> **Direction**
Locate all lines in the data below that hold "ylabel" and show them.
Data to process start
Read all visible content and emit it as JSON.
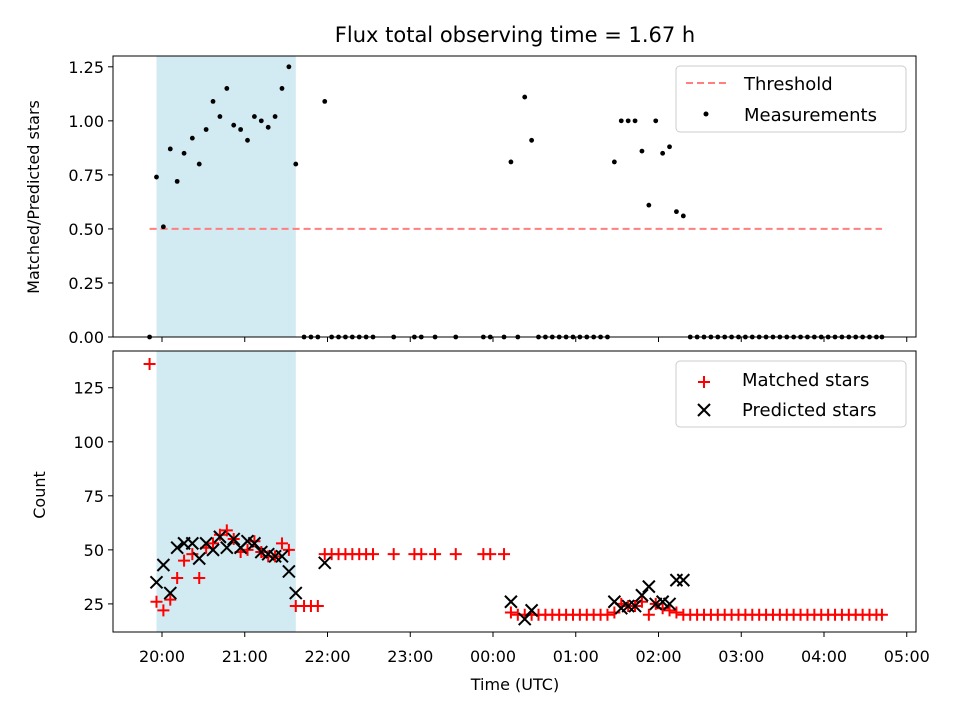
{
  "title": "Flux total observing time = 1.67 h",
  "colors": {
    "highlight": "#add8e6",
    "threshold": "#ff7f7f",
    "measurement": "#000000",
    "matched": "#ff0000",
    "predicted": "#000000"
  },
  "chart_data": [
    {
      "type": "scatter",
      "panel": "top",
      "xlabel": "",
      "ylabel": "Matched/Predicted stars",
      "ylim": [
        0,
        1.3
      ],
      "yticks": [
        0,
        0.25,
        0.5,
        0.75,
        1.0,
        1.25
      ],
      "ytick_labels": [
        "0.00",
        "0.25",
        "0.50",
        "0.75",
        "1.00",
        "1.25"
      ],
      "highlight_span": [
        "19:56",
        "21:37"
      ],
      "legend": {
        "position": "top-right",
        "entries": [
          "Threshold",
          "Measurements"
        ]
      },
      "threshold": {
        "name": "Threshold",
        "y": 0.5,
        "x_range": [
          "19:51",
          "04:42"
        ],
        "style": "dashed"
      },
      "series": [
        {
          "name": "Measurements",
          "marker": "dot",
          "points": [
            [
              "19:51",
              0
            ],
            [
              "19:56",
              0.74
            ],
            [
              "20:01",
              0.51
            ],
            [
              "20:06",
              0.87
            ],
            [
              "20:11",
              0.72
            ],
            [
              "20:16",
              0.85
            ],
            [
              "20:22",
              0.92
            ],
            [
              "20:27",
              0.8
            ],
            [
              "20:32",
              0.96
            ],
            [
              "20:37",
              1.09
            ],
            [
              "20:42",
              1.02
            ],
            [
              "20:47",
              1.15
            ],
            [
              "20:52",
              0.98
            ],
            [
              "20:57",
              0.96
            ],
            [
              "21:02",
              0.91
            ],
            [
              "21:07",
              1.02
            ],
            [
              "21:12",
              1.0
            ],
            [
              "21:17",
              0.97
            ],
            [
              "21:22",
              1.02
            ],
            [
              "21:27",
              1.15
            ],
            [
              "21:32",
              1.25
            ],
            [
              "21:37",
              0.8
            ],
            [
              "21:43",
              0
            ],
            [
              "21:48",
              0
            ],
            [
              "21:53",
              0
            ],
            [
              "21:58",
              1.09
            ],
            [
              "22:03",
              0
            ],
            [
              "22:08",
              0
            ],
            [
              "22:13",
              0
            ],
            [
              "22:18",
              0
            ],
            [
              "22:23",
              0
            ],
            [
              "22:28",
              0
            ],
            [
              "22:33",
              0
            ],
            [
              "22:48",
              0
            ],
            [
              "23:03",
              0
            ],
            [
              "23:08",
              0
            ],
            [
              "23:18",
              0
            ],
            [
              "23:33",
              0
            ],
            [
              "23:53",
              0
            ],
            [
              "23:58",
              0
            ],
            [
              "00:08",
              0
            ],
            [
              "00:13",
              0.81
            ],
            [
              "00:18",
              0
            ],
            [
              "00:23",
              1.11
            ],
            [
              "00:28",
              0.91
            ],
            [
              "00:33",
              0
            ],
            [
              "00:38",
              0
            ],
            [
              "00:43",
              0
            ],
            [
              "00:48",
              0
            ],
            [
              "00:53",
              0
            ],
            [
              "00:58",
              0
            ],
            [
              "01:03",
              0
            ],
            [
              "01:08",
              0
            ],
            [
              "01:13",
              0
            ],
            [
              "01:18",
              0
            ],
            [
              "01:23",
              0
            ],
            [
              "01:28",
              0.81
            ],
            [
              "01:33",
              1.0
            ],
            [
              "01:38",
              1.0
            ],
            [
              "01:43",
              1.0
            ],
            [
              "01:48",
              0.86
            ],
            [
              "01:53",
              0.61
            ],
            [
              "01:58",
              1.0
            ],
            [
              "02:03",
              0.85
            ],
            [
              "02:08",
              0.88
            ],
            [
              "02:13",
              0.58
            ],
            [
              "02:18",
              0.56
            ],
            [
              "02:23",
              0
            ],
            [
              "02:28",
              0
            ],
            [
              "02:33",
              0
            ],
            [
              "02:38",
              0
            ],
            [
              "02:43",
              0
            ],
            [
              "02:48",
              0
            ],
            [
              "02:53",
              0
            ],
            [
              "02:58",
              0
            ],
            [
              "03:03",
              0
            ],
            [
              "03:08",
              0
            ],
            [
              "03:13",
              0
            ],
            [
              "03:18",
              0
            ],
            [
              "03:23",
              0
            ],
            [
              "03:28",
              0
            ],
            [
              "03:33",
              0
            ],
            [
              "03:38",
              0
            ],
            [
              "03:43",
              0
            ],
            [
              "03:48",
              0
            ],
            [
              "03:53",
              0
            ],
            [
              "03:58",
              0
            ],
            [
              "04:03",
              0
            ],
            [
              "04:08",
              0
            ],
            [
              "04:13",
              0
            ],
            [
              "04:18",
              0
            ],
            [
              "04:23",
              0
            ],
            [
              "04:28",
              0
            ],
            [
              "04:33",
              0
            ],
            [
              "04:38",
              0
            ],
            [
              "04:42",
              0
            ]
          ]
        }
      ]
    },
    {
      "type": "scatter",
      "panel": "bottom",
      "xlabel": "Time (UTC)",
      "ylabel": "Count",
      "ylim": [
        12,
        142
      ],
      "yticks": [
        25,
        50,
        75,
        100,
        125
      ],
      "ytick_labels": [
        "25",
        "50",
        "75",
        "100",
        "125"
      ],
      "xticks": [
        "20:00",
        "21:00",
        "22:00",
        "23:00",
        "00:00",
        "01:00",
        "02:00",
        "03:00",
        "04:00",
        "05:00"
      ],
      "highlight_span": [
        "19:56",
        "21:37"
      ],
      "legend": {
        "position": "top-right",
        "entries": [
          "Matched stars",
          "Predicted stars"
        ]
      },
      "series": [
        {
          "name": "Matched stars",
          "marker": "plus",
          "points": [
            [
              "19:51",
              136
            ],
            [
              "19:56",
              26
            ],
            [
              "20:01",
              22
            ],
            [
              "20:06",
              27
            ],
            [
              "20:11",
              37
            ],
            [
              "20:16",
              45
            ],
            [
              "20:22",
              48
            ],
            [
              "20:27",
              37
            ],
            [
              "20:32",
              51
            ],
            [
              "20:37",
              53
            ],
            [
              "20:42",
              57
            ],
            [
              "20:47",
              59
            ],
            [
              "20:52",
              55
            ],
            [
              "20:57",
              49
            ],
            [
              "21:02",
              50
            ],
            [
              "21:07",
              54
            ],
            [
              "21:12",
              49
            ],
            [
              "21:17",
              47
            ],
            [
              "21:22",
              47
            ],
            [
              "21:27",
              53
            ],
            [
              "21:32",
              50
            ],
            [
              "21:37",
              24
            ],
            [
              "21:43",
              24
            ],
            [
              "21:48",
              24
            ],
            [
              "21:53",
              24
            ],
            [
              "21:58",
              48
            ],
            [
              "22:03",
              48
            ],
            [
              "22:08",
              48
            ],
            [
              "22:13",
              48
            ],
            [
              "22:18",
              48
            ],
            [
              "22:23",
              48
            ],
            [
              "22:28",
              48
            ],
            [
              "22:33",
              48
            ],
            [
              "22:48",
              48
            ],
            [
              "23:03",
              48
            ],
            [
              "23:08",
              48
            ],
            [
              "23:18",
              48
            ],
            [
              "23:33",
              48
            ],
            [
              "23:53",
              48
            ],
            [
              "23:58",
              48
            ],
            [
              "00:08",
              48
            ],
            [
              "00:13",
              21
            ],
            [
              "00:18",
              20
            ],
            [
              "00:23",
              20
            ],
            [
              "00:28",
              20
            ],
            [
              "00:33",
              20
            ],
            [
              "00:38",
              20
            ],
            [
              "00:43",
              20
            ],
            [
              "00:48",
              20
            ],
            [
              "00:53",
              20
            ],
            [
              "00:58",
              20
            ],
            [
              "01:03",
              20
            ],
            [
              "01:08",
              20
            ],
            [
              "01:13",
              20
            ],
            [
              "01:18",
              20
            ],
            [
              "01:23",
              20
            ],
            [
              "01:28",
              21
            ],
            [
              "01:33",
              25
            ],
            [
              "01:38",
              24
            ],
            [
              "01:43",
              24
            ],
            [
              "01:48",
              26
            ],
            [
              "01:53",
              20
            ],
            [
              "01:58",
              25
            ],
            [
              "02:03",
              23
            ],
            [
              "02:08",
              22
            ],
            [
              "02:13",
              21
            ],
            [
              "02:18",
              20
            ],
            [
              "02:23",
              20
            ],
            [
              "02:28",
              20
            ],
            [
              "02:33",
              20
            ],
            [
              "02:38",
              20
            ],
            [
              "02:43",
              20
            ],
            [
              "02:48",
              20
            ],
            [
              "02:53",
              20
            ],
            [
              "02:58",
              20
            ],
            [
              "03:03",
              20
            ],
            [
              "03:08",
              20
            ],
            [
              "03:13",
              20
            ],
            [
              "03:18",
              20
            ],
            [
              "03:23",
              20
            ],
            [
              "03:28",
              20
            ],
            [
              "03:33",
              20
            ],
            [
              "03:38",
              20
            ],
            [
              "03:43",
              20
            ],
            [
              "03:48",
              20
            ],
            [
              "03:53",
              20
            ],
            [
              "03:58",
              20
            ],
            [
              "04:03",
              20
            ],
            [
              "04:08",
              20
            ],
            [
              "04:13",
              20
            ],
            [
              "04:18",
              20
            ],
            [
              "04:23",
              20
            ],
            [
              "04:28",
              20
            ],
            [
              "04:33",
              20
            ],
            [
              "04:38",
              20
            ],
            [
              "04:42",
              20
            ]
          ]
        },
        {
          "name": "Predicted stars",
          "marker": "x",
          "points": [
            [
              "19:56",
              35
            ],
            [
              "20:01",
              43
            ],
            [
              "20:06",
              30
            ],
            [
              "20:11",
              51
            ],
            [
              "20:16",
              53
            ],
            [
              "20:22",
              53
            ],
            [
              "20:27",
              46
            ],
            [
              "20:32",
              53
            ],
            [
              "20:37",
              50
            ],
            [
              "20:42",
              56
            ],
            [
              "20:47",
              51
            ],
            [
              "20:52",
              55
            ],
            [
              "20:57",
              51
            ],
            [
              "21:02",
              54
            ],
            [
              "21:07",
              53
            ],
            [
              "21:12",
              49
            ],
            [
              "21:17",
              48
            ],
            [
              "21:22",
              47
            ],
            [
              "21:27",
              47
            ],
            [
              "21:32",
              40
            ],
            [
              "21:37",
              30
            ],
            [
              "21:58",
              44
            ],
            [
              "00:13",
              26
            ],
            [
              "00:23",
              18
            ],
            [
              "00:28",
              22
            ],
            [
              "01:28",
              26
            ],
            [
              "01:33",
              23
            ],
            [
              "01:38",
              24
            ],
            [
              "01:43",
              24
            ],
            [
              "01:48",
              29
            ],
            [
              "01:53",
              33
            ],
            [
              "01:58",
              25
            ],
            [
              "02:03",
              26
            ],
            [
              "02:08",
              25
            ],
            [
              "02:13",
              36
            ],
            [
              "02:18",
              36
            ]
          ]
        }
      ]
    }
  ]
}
Data to process end
> **Reply**
      "ylabel": "Matched/Predicted stars",
      "ylabel": "Count",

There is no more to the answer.